(Rows from a dataset)
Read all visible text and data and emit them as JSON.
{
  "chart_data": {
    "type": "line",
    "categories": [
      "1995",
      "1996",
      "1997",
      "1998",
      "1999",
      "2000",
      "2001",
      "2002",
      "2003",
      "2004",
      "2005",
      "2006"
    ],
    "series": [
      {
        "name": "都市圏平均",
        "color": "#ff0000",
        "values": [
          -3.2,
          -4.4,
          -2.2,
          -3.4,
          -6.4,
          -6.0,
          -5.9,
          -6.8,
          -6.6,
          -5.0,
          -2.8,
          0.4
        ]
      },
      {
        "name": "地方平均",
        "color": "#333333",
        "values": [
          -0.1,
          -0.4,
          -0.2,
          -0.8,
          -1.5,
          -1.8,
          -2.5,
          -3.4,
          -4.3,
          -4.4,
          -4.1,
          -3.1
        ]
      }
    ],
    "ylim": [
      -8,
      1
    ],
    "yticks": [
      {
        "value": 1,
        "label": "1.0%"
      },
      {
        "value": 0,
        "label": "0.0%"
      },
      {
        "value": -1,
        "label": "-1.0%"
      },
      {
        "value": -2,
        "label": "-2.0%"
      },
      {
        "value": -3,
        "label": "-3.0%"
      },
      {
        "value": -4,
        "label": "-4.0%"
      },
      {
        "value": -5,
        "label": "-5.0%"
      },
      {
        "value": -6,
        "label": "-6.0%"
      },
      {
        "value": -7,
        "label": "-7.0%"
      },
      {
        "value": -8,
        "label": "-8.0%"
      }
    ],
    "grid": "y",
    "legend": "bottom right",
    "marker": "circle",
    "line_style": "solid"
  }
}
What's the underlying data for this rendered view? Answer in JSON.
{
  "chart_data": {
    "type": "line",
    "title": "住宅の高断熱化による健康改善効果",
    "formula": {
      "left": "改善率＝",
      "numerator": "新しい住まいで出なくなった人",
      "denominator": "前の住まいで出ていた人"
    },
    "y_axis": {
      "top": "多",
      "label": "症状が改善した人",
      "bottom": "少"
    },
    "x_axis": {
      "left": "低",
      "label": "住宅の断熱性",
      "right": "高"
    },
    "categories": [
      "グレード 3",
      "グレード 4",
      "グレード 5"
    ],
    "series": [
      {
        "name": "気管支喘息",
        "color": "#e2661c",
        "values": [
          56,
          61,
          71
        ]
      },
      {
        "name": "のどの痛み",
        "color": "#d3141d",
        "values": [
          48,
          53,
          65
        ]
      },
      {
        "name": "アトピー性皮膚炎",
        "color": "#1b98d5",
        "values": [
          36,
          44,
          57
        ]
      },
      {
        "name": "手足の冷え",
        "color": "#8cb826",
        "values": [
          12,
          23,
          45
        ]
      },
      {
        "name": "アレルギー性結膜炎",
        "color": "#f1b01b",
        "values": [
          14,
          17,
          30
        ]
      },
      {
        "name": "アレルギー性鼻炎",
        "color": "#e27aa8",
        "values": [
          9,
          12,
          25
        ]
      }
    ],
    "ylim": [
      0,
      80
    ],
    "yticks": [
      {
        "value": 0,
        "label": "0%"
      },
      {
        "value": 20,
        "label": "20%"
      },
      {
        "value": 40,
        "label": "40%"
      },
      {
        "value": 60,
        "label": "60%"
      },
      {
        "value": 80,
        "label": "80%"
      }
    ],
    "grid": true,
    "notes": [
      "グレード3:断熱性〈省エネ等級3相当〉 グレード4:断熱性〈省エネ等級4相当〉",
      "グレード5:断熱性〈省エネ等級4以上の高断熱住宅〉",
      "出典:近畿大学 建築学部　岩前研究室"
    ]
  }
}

> _What is expected_: Return all of the entries exactly as they were supplied.

> _The output_:
Read all visible text and data and emit them as JSON.
{
  "chart_data": {
    "type": "line",
    "categories": [
      "1995",
      "1996",
      "1997",
      "1998",
      "1999",
      "2000",
      "2001",
      "2002",
      "2003",
      "2004",
      "2005",
      "2006"
    ],
    "series": [
      {
        "name": "都市圏平均",
        "color": "#ff0000",
        "values": [
          -3.2,
          -4.4,
          -2.2,
          -3.4,
          -6.4,
          -6.0,
          -5.9,
          -6.8,
          -6.6,
          -5.0,
          -2.8,
          0.4
        ]
      },
      {
        "name": "地方平均",
        "color": "#333333",
        "values": [
          -0.1,
          -0.4,
          -0.2,
          -0.8,
          -1.5,
          -1.8,
          -2.5,
          -3.4,
          -4.3,
          -4.4,
          -4.1,
          -3.1
        ]
      }
    ],
    "ylim": [
      -8,
      1
    ],
    "yticks": [
      {
        "value": 1,
        "label": "1.0%"
      },
      {
        "value": 0,
        "label": "0.0%"
      },
      {
        "value": -1,
        "label": "-1.0%"
      },
      {
        "value": -2,
        "label": "-2.0%"
      },
      {
        "value": -3,
        "label": "-3.0%"
      },
      {
        "value": -4,
        "label": "-4.0%"
      },
      {
        "value": -5,
        "label": "-5.0%"
      },
      {
        "value": -6,
        "label": "-6.0%"
      },
      {
        "value": -7,
        "label": "-7.0%"
      },
      {
        "value": -8,
        "label": "-8.0%"
      }
    ],
    "grid": "y",
    "legend": "bottom right",
    "marker": "circle",
    "line_style": "solid"
  }
}
What's the underlying data for this rendered view? Answer in JSON.
{
  "chart_data": {
    "type": "line",
    "title": "住宅の高断熱化による健康改善効果",
    "formula": {
      "left": "改善率＝",
      "numerator": "新しい住まいで出なくなった人",
      "denominator": "前の住まいで出ていた人"
    },
    "y_axis": {
      "top": "多",
      "label": "症状が改善した人",
      "bottom": "少"
    },
    "x_axis": {
      "left": "低",
      "label": "住宅の断熱性",
      "right": "高"
    },
    "categories": [
      "グレード 3",
      "グレード 4",
      "グレード 5"
    ],
    "series": [
      {
        "name": "気管支喘息",
        "color": "#e2661c",
        "values": [
          56,
          61,
          71
        ]
      },
      {
        "name": "のどの痛み",
        "color": "#d3141d",
        "values": [
          48,
          53,
          65
        ]
      },
      {
        "name": "アトピー性皮膚炎",
        "color": "#1b98d5",
        "values": [
          36,
          44,
          57
        ]
      },
      {
        "name": "手足の冷え",
        "color": "#8cb826",
        "values": [
          12,
          23,
          45
        ]
      },
      {
        "name": "アレルギー性結膜炎",
        "color": "#f1b01b",
        "values": [
          14,
          17,
          30
        ]
      },
      {
        "name": "アレルギー性鼻炎",
        "color": "#e27aa8",
        "values": [
          9,
          12,
          25
        ]
      }
    ],
    "ylim": [
      0,
      80
    ],
    "yticks": [
      {
        "value": 0,
        "label": "0%"
      },
      {
        "value": 20,
        "label": "20%"
      },
      {
        "value": 40,
        "label": "40%"
      },
      {
        "value": 60,
        "label": "60%"
      },
      {
        "value": 80,
        "label": "80%"
      }
    ],
    "grid": true,
    "notes": [
      "グレード3:断熱性〈省エネ等級3相当〉 グレード4:断熱性〈省エネ等級4相当〉",
      "グレード5:断熱性〈省エネ等級4以上の高断熱住宅〉",
      "出典:近畿大学 建築学部　岩前研究室"
    ]
  }
}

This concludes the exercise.